◆ Items from a dataset
◇ ◇ ◇ ◇ ◇ ◇ ◇

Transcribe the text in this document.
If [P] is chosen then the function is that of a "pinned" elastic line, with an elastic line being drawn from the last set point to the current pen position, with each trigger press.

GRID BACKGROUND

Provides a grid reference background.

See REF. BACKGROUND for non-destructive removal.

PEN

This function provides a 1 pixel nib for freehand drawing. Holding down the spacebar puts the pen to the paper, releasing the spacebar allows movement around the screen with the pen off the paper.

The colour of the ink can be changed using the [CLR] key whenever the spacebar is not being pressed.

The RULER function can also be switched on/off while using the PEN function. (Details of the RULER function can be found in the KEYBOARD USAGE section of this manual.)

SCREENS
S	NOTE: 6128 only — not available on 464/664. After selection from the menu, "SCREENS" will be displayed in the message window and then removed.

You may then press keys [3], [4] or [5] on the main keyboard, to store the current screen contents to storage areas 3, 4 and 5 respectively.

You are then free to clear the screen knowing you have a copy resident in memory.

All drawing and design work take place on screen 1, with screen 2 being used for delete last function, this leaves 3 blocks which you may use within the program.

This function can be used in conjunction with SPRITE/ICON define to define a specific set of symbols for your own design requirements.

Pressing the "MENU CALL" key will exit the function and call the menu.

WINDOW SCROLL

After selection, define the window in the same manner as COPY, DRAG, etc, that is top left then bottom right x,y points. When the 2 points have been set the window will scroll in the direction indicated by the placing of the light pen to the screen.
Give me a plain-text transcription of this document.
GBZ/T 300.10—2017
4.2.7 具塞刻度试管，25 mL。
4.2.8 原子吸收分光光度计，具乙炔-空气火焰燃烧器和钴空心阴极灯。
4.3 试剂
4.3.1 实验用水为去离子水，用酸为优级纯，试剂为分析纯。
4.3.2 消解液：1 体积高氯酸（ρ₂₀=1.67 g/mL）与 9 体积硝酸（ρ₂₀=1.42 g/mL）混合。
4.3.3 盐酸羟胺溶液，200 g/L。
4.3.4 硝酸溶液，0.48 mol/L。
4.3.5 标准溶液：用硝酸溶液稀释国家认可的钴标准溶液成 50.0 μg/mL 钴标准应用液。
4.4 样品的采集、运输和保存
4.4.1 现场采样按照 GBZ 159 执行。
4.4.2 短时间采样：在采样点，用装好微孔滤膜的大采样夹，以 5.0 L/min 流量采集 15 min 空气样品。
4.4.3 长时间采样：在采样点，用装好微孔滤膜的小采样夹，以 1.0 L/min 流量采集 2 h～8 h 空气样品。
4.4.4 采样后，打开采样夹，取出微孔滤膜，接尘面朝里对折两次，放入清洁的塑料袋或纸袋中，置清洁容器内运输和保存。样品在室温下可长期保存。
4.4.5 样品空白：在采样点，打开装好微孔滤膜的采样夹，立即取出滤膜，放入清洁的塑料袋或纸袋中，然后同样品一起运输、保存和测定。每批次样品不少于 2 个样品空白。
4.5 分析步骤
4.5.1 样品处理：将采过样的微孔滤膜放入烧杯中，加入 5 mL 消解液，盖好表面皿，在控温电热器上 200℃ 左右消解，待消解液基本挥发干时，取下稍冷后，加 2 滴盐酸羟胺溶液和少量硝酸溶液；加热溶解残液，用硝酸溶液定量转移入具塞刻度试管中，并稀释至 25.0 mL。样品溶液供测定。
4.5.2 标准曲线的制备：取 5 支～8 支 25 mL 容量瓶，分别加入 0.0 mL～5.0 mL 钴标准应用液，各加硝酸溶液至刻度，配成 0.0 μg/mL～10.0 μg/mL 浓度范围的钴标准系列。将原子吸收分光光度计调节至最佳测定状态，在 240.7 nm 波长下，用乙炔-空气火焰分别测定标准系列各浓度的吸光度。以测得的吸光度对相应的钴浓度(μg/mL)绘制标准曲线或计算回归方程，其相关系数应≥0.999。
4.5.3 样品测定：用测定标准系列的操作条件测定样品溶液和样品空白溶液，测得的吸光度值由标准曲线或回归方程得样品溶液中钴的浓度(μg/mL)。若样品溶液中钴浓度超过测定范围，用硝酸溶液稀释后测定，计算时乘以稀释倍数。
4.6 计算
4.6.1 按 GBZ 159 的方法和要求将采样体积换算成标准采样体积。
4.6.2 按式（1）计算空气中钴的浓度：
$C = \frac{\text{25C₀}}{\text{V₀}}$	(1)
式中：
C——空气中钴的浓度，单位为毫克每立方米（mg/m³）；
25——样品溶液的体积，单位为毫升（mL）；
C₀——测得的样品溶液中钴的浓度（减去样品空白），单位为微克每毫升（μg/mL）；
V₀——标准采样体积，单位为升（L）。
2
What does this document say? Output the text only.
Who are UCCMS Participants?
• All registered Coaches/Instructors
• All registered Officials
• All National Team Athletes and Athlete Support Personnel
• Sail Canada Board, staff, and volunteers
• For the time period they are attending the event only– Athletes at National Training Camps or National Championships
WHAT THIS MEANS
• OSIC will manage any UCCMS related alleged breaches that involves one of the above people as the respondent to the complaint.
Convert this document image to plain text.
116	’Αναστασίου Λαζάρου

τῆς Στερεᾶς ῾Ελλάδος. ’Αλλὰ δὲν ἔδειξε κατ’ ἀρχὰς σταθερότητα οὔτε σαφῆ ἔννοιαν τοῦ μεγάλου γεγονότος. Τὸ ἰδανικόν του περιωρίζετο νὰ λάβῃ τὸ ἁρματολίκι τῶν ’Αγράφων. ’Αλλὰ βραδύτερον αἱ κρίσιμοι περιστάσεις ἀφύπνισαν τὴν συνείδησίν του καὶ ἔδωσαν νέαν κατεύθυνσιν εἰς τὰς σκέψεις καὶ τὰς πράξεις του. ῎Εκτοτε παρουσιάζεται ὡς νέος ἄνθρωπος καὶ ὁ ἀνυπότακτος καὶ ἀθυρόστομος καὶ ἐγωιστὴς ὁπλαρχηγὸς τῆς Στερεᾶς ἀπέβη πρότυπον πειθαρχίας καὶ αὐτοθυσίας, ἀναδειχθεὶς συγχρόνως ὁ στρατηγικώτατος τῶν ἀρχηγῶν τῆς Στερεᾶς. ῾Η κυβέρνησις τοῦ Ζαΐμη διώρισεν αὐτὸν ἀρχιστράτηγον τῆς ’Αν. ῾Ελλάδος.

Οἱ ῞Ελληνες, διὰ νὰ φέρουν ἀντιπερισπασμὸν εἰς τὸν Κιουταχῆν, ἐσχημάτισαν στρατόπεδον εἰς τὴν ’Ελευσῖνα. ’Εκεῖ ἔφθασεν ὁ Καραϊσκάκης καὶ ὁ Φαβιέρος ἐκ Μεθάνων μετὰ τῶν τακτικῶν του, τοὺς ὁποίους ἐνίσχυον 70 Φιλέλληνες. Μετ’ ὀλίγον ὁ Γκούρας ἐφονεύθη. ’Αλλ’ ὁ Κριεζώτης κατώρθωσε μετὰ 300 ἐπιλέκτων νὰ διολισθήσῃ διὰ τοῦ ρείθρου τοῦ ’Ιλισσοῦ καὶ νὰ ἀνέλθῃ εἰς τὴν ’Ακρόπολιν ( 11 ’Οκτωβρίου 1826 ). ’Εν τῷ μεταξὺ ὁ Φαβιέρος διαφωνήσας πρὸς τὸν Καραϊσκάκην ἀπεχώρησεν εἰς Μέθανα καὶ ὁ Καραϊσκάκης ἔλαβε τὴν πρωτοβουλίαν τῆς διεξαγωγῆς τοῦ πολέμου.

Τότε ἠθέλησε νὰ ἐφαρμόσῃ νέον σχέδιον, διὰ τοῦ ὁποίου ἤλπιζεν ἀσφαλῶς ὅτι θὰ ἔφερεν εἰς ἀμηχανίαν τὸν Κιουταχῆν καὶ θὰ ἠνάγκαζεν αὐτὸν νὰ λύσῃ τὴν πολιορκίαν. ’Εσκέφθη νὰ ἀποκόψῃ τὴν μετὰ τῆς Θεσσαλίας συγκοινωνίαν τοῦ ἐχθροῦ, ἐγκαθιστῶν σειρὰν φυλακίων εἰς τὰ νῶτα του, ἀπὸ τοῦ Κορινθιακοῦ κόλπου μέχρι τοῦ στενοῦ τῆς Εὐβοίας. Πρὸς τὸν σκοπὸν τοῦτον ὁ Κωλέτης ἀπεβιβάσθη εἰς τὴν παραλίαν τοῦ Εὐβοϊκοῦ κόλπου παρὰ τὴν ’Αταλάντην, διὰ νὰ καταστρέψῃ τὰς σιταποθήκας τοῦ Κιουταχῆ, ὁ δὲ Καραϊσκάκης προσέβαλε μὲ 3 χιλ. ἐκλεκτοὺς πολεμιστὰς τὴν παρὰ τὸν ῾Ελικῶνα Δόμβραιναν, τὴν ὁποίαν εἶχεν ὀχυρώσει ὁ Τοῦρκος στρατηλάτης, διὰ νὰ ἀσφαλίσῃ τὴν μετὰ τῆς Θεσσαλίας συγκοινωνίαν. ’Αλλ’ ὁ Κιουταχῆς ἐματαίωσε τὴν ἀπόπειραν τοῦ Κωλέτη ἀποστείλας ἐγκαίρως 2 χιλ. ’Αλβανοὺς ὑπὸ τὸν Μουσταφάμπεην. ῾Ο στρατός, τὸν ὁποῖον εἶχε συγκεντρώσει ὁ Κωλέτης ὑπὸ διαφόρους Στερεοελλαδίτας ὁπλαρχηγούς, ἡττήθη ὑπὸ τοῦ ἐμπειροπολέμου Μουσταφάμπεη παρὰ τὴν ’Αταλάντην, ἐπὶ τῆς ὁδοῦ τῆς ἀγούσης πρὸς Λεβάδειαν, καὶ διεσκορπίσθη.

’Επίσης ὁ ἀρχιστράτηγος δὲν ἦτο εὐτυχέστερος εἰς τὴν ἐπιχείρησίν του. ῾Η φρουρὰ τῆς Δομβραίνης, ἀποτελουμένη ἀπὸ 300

◇ ◇ ◇ ◇ ◇ ◇ ◇

◆ Work to be completed
From the entries above, copy every line where the word "design" shows up.

◆ Written reply
All drawing and design work take place on screen 1, with screen 2 being used for delete last function, this leaves 3 blocks which you may use within the program.
This function can be used in conjunction with SPRITE/ICON define to define a specific set of symbols for your own design requirements.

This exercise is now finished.